* _Set problem_
Search the listing below for the word "this" and copy each line that holds it.

* _Given information_
##########
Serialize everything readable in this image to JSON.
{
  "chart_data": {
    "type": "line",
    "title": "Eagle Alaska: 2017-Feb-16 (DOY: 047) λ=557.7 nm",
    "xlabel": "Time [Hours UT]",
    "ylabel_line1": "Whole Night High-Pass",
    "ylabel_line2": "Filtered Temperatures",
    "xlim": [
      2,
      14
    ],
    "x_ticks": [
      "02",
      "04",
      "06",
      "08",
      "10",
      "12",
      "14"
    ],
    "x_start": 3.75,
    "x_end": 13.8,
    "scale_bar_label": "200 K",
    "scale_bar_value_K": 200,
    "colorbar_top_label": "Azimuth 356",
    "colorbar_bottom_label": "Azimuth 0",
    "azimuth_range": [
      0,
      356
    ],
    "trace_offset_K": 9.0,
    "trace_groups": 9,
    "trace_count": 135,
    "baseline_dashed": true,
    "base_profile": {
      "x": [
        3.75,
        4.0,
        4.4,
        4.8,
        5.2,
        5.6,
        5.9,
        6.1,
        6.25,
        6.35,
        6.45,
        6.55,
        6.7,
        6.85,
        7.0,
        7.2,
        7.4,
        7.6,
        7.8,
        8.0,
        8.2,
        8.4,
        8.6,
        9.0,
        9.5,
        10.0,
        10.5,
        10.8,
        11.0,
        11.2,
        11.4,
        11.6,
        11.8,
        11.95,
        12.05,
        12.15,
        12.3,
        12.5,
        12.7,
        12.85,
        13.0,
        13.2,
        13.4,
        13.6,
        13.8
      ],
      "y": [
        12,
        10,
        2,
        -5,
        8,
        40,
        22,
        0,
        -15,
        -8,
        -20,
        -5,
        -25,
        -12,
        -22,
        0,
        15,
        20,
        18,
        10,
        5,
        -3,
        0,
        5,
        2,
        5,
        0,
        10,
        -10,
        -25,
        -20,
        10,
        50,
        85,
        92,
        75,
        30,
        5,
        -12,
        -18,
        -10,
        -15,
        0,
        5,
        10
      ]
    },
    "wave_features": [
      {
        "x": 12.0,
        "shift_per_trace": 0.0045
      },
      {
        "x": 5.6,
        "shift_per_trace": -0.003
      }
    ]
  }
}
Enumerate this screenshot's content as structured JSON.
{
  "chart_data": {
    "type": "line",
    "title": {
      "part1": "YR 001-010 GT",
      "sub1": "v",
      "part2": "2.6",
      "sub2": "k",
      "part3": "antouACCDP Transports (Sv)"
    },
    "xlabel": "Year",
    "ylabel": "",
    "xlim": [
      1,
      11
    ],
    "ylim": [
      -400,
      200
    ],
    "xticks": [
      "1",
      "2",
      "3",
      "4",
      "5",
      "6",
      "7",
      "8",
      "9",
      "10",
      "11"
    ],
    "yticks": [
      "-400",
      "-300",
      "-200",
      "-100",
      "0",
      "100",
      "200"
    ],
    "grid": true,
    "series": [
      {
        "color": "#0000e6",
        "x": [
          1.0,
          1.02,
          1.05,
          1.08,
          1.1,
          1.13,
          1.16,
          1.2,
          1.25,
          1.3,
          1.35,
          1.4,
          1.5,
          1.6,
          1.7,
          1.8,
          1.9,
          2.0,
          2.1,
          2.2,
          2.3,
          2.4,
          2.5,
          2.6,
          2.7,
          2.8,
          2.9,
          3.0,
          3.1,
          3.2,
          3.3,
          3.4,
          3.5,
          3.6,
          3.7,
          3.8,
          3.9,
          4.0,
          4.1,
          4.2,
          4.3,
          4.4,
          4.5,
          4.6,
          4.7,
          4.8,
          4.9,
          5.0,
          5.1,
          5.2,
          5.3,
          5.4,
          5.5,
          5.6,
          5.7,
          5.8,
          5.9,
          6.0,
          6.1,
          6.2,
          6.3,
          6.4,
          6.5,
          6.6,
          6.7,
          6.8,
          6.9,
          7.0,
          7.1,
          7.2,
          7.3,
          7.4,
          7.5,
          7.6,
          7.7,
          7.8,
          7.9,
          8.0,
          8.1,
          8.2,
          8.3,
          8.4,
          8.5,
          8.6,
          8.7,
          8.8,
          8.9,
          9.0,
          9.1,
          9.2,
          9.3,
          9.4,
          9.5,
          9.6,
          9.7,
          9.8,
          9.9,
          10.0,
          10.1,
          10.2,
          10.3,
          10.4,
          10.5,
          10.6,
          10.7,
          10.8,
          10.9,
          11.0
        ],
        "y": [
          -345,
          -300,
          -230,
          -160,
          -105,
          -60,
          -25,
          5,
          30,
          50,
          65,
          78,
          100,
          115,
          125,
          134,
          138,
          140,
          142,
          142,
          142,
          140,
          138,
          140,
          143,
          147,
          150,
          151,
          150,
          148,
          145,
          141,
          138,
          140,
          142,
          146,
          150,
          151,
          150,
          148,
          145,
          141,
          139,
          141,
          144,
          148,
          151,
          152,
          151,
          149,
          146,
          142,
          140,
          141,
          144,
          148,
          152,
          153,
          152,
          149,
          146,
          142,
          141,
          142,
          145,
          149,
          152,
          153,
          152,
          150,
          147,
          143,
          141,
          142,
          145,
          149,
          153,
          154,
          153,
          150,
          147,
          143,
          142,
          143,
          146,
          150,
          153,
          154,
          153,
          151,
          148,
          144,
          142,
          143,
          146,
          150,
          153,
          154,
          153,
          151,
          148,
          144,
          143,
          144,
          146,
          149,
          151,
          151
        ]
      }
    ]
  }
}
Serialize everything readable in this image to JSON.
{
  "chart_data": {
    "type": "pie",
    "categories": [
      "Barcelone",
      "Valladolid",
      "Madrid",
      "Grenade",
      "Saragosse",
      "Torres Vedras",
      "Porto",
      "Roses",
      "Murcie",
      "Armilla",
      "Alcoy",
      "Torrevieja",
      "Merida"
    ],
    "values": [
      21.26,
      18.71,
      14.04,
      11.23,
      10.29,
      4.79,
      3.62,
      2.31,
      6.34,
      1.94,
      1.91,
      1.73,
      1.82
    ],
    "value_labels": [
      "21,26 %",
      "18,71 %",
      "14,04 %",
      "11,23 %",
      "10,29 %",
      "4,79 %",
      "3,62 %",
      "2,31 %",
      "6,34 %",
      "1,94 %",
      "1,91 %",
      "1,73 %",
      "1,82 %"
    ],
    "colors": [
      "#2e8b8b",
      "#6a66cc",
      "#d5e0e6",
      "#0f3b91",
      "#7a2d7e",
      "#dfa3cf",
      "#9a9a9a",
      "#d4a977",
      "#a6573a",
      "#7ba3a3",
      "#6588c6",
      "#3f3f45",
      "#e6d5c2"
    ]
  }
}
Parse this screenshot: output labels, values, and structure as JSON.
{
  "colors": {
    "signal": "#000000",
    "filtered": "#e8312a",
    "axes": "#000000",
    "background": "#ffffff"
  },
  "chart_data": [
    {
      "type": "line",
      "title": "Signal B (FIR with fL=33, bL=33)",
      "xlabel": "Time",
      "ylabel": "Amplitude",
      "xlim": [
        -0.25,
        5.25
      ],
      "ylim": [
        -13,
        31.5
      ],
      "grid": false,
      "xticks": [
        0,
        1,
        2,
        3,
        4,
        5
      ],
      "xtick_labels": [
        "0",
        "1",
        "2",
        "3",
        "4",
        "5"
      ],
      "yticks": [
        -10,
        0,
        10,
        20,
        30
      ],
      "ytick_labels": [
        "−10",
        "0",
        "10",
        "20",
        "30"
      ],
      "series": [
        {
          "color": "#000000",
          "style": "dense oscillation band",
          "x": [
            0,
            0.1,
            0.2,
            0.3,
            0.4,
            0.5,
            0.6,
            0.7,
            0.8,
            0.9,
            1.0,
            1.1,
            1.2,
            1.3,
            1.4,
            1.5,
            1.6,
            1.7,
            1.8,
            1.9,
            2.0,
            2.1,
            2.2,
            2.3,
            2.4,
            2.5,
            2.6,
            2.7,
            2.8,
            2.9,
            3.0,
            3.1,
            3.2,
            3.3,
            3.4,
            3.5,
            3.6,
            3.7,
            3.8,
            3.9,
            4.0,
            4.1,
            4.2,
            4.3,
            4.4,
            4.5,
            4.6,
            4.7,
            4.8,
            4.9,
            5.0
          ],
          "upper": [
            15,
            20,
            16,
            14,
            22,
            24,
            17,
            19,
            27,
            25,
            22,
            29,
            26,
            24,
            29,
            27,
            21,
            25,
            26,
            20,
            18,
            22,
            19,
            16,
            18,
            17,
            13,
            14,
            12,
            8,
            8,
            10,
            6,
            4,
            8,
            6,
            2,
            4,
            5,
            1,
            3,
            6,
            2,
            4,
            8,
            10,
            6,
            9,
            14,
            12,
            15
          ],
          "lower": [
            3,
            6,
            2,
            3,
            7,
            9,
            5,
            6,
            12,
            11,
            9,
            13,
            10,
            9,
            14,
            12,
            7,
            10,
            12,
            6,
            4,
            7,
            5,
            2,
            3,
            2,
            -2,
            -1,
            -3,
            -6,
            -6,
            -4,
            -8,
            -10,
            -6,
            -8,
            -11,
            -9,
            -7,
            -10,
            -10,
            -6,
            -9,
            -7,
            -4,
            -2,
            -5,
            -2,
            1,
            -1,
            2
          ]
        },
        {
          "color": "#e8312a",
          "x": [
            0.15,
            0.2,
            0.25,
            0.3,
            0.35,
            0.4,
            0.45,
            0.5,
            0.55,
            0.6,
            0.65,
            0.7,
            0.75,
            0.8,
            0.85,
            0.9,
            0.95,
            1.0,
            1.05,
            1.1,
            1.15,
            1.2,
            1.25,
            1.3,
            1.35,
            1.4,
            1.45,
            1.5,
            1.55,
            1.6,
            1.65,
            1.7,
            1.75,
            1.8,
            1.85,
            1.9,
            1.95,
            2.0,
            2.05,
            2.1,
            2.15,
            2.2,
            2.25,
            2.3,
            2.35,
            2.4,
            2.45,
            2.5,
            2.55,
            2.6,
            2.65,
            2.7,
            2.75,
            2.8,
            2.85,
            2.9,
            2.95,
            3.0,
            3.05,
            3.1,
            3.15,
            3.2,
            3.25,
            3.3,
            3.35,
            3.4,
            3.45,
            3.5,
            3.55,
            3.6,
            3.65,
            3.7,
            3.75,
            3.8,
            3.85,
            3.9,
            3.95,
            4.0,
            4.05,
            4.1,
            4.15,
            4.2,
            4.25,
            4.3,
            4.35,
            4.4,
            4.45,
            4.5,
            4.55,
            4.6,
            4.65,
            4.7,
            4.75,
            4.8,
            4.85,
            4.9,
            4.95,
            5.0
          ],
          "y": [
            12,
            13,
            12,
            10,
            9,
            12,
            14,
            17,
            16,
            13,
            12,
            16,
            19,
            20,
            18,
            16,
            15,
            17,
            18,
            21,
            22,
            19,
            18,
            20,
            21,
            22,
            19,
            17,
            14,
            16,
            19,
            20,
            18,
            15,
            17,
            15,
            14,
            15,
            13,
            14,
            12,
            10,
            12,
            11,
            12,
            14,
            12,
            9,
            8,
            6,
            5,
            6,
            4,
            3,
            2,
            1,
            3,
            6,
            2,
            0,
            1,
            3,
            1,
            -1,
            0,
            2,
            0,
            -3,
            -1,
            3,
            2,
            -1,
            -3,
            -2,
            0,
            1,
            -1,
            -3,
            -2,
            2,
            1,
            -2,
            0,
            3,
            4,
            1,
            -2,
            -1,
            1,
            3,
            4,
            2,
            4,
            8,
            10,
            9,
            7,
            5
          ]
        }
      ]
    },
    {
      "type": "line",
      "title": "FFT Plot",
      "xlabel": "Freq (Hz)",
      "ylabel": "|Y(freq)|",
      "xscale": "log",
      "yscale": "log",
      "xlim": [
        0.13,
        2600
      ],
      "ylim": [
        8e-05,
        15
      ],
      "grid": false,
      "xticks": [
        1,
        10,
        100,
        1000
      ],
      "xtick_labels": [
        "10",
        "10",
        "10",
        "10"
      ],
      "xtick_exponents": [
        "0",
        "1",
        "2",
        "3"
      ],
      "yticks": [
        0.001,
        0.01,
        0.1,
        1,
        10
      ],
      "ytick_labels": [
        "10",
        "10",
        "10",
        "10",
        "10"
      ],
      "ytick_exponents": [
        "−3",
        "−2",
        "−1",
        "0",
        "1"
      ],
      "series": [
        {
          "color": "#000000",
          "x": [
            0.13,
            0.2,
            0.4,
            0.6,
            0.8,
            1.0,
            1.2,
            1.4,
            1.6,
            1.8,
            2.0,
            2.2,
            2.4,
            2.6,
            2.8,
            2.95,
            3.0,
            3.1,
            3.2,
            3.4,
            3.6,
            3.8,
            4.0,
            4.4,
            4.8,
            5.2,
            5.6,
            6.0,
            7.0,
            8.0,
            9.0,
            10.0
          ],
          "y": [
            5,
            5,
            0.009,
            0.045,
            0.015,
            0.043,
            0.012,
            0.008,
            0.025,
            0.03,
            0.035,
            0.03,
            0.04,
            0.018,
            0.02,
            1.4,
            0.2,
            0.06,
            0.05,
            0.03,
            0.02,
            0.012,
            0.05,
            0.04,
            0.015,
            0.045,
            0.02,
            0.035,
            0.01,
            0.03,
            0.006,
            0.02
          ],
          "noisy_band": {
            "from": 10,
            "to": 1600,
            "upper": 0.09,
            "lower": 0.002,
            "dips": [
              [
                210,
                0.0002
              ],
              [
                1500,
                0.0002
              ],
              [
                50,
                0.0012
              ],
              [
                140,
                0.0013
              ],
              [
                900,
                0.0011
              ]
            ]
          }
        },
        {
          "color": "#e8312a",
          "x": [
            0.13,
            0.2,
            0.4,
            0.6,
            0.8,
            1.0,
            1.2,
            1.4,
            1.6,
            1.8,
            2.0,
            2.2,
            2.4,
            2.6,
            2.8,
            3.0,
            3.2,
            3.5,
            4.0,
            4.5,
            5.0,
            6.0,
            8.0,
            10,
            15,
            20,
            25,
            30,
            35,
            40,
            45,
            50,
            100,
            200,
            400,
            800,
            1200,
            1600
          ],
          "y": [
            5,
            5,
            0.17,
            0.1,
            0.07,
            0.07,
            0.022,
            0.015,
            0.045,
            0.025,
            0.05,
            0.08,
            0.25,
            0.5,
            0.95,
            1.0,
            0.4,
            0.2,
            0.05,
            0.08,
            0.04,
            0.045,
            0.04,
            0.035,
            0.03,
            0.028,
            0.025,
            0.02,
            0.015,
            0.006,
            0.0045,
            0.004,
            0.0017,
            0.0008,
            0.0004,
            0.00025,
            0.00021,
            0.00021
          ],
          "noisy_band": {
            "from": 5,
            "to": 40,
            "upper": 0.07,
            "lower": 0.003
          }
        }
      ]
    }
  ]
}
##########
* _The completed task_
Serialize everything readable in this image to JSON.
Enumerate this screenshot's content as structured JSON.
Serialize everything readable in this image to JSON.
Parse this screenshot: output labels, values, and structure as JSON.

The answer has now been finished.